-------- Brano da leggere

Anche la narrazione per cui l’Islanda sarebbe stata colonizzata da nobili norvegesi in fuga dall’accentramento del potere di re Haraldur il Bellachioma è stata messa in discussione, visto che nessuna fonte europea menziona questo monarca in modo inequivocabile, cosa abbastanza strana. Nello stesso periodo troviamo le postere runiche di Jelling, in Danimarca, su una delle quali il re Haraldur Denteblu si identifica come re di Danimarca e Norvegia. Potrebbe essere una boutade senza un reale potere politico alle spalle, ma è indubbiamente strano che fonti, ad esempio, anglosassoni o irlandesi non abbiano registrato qualcosa di così impattante come l’affermazione di un’entità statale in Norvegia. Oggi gli studiosi si dividono tra chi crede che si tratti di una figura elaborata a partire da un qualche personaggio storico minore, e chi crede che invece sia stato inventato di sana pianta. La storia dei nobili norvegesi in fuga dalla tirannia sarebbe emersa all’inizio del secondo millennio come mito fondante in un momento in cui il peso politico della Norvegia si stava facendo sempre più pressante e gli islandesi sentivano il bisogno di asserire la loro identità contrapponendola a quella norvegese: un po’ come hanno fatto i leghisti della prima ora con la storia della Lega lombarda è della Battaglia di Legnano, che hanno assurto a proto-esempio di lotta del nord-Italia per l’indipendenza politica quando in realtà la lega non aveva mai messo in discussione l’autorità dell’imperatore, quanto semmai la su politica fiscale (consiglio a tal proposito il volume del mio ex-professore di storia medievale, Paolo Grillo: Legnano 1176: Una battaglia per la libertà, Laterza).

----------------

Il problema »
Stabilisci se ciascuna affermazione concorda con il brano sulla colonizzazione dell'Islanda, rispondendo sì o no e citando alla lettera le parole del brano che lo decidono. (a) Le fonti europee citano re Haraldur il Bellachioma in modo chiaro. (b) A Jelling, Haraldur Denteblu si presenta come re di Danimarca e Norvegia. (c) Oggi gli studiosi concordano nel ritenere Haraldur il Bellachioma del tutto inventato.

-------- Dati forniti

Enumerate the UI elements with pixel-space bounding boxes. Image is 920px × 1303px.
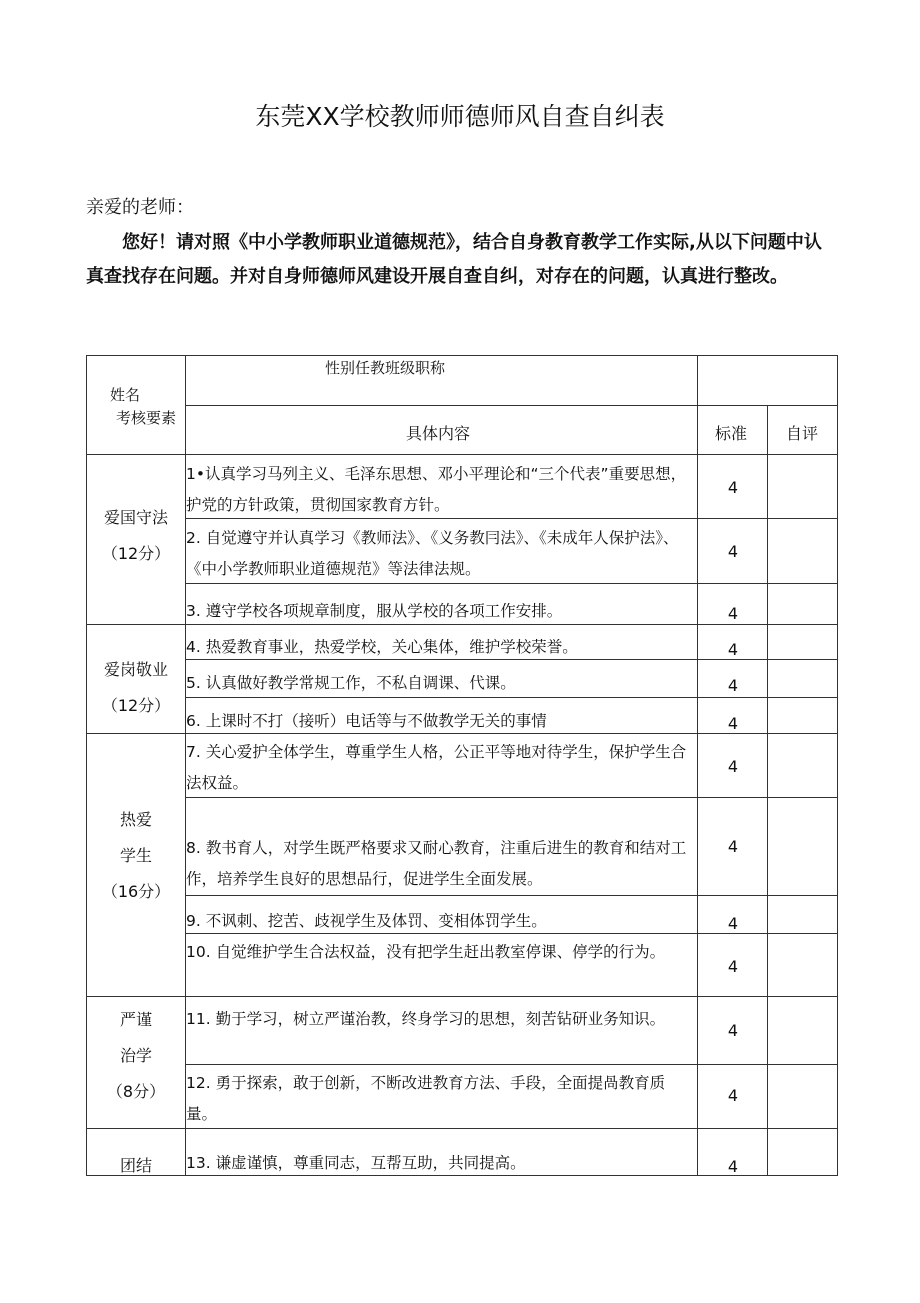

----------------

Risposta »
(a) No: "nessuna fonte europea menziona questo monarca in modo inequivocabile".
(b) Sì: "il re Haraldur Denteblu si identifica come re di Danimarca e Norvegia".
(c) No: "Oggi gli studiosi si dividono tra chi crede che si tratti di una figura elaborata a partire da un qualche personaggio storico minore, e chi crede che invece sia stato inventato di sana pianta".